▶ [Exercise aim] Please copy every line with the string "Gesellschaft" from the entries below.

▶ [Dataset records of page text]
------------------------------------------------------------

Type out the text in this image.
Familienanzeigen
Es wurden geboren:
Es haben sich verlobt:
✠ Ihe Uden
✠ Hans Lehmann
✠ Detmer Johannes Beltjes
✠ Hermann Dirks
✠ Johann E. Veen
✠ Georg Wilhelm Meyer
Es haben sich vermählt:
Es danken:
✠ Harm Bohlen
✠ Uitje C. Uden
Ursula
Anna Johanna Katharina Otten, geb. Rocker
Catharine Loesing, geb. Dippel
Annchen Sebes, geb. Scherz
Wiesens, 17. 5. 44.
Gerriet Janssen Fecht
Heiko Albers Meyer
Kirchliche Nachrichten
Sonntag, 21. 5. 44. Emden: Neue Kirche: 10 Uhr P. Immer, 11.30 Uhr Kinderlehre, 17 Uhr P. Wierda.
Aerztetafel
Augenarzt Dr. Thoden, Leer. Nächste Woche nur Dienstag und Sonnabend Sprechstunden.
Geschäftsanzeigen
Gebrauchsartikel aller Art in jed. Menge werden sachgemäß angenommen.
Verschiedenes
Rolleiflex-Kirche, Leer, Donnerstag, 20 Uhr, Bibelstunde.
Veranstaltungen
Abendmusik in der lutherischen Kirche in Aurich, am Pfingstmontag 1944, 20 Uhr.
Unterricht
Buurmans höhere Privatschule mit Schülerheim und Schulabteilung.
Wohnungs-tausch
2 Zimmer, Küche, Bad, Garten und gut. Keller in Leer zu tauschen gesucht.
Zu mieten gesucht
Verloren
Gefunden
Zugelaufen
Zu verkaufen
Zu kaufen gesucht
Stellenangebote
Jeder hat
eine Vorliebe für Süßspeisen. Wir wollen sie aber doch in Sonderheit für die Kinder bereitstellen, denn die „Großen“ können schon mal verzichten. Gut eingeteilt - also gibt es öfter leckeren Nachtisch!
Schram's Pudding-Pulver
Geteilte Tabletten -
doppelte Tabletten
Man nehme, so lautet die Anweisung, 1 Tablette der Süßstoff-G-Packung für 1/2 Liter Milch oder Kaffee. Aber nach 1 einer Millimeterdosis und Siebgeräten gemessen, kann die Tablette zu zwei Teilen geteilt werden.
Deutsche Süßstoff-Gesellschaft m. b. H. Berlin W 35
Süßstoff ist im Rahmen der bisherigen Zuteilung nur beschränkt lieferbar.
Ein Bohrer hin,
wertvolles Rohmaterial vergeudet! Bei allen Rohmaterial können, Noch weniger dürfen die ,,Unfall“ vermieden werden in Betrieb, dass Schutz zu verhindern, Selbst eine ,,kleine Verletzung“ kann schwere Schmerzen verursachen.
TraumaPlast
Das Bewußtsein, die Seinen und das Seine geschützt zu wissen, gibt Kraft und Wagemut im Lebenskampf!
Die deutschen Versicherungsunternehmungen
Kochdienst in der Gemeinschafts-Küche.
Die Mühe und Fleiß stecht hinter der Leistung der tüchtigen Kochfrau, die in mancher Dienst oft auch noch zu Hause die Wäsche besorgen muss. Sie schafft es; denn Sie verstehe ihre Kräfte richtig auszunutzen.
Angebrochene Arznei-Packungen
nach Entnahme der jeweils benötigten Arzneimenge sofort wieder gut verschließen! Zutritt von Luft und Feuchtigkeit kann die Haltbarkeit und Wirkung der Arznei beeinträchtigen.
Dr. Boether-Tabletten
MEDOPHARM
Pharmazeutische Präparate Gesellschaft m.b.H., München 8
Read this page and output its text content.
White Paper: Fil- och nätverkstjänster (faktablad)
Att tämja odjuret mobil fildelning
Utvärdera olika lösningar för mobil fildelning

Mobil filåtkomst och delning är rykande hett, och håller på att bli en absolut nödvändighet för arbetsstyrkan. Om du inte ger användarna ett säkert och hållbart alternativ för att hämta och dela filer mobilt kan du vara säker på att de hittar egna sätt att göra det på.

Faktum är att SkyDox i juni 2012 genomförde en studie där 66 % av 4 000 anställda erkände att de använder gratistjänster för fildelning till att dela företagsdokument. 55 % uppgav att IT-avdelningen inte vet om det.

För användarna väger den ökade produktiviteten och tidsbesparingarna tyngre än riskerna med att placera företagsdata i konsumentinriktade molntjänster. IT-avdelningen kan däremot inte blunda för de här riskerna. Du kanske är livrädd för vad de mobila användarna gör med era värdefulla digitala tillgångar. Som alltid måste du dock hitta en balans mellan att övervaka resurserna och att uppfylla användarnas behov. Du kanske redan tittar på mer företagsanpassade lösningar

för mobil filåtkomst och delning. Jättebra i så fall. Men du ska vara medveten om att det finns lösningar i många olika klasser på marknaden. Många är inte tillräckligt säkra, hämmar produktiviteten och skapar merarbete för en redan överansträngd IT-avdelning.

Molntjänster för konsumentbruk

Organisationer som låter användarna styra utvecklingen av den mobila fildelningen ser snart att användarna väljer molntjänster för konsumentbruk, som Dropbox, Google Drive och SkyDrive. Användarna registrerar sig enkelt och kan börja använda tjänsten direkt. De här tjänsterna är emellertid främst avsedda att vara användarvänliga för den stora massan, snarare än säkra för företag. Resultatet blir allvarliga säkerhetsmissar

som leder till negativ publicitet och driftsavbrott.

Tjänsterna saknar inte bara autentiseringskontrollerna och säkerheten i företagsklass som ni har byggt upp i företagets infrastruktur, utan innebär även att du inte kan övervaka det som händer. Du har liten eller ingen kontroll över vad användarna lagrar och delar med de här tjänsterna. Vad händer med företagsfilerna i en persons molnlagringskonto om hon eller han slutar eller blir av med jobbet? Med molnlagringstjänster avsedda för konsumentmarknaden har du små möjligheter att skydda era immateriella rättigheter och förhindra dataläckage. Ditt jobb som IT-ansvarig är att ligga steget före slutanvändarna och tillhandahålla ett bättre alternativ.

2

------------------------------------------------------------

▶ [Problem solution]
Deutsche Süßstoff-Gesellschaft m. b. H. Berlin W 35
Pharmazeutische Präparate Gesellschaft m.b.H., München 8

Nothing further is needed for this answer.